• [Document extract]
···

Pressures are building up for a rebalancing of the world economy. The private sector has long been trying to send a large net flow of capital from the world’s relatively sluggish rich countries to its dynamic emerging ones. But the governments of the latter have resisted, by intervening in currency markets and sending the capital back as official currency reserves. But forces now at work in the world economy seem likely to bring this recycling to a natural end. If so, that would be very helpful, though it would also create new challenges.
Mervyn King, governor of the Bank of England, has given an account of the role of the so-called global imbalances in February’s Financial Stability Review of the Banque de France. This “uphill” flow of capital from poor to rich countries, predominantly into supposedly safe assets, had important consequences: a reduction in the real rate of interest; a rise in asset prices, particularly of housing in several countries, not least the US; a reach for yield; a wave of financial innovation, to create higher yielding, but supposedly safe assets; a boom in residential construction; and ultimately a huge financial crisis. The follies of finance and failures of regulation bear the blame. But global developments – not just the so-called “savings glut, but the form that those flows took – helped create the conditions for the disaster. Indeed, a clear correlation exists between the rise in non-performing loans during the crisis and countries’ initial current account positions.

···

• [Problem 1]
Answer these questions from the passage on global imbalances:
(a) How have the governments of the emerging countries resisted the private flow of capital?
(b) In what publication did Mervyn King give his account of the global imbalances?
(c) What correlation does the text say clearly exists?
• [Problem 2]
Return the text of the passage on global imbalances, starting with "Pressures are building" and going on through "create new challenges.".
The lines after this point have nothing to do with the passage on global imbalances.

• [Provided material]
···

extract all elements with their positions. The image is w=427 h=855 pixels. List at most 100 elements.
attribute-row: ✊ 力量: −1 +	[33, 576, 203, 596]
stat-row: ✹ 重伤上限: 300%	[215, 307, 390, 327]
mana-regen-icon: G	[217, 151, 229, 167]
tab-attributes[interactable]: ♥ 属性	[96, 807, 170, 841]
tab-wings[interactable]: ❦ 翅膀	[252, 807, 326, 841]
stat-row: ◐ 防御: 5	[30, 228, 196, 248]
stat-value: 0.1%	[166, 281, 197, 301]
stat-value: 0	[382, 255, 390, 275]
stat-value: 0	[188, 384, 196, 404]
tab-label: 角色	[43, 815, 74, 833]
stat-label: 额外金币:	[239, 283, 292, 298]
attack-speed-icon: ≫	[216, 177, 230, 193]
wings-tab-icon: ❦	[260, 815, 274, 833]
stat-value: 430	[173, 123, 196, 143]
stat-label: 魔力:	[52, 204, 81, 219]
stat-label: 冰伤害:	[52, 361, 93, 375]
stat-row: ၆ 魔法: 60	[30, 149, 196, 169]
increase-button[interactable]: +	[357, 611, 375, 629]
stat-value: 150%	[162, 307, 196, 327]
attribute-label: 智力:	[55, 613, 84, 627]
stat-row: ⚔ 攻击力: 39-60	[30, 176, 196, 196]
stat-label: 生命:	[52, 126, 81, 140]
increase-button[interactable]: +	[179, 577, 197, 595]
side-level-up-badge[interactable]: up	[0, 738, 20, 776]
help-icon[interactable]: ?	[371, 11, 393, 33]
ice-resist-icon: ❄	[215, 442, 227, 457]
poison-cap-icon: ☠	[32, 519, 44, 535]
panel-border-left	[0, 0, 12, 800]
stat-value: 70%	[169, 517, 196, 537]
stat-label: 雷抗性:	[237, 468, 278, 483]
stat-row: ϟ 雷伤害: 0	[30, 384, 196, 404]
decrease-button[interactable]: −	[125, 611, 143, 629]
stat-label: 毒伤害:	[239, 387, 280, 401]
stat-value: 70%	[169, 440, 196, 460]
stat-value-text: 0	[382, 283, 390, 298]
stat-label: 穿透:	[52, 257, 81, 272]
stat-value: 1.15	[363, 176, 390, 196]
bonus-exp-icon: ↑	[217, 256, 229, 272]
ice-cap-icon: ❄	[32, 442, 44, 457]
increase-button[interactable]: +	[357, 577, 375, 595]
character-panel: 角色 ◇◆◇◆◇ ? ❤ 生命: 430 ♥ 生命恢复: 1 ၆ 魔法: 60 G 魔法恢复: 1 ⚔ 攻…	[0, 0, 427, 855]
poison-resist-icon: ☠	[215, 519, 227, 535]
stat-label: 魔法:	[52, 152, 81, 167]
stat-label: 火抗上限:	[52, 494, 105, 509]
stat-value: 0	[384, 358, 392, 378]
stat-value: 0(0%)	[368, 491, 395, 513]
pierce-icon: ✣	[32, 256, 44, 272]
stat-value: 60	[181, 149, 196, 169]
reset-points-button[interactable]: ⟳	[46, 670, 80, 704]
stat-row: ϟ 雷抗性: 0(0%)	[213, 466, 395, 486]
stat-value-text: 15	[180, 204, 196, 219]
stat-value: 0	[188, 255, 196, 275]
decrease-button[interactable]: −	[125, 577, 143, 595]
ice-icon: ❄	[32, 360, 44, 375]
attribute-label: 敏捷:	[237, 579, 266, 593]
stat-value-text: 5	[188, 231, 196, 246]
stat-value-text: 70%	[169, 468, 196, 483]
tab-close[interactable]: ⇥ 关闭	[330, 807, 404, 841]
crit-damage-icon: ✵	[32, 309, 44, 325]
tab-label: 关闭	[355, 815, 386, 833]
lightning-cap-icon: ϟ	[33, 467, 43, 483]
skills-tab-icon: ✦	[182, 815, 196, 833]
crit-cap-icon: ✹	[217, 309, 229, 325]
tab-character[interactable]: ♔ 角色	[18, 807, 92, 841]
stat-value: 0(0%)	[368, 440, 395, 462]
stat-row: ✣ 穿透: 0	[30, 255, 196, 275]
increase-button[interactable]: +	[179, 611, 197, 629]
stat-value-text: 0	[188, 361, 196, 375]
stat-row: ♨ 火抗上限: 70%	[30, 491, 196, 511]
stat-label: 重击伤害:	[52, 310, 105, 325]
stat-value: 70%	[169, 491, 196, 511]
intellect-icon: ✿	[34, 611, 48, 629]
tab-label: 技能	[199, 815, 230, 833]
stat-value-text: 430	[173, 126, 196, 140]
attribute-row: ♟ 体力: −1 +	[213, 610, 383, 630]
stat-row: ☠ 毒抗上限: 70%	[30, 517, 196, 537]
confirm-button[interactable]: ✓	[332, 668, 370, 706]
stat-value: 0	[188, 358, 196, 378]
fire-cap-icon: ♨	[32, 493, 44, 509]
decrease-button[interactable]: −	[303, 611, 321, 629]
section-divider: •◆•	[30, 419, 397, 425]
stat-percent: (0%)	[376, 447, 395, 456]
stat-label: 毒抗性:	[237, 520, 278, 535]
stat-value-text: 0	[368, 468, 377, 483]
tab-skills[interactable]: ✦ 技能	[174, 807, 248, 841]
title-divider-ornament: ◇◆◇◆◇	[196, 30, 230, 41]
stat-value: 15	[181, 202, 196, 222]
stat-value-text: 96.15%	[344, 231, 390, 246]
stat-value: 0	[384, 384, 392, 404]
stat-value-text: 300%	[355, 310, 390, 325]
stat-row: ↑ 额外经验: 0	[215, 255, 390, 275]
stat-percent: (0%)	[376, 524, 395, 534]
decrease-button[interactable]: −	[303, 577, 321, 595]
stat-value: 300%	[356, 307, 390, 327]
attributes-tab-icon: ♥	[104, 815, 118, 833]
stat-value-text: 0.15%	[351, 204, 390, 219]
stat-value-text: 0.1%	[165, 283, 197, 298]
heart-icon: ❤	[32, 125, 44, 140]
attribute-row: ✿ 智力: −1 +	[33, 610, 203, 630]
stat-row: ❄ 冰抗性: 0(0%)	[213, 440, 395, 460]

···

• [Your solution 1]
(a) They have intervened in currency markets and sent the capital back as official currency reserves.
(b) In February's Financial Stability Review of the Banque de France.
(c) A correlation between the rise in non-performing loans during the crisis and countries' initial current account positions.

• [Your solution 2]
Pressures are building up for a rebalancing of the world economy. The private sector has long been trying to send a large net flow of capital from the world’s relatively sluggish rich countries to its dynamic emerging ones. But the governments of the latter have resisted, by intervening in currency markets and sending the capital back as official currency reserves. But forces now at work in the world economy seem likely to bring this recycling to a natural end. If so, that would be very helpful, though it would also create new challenges.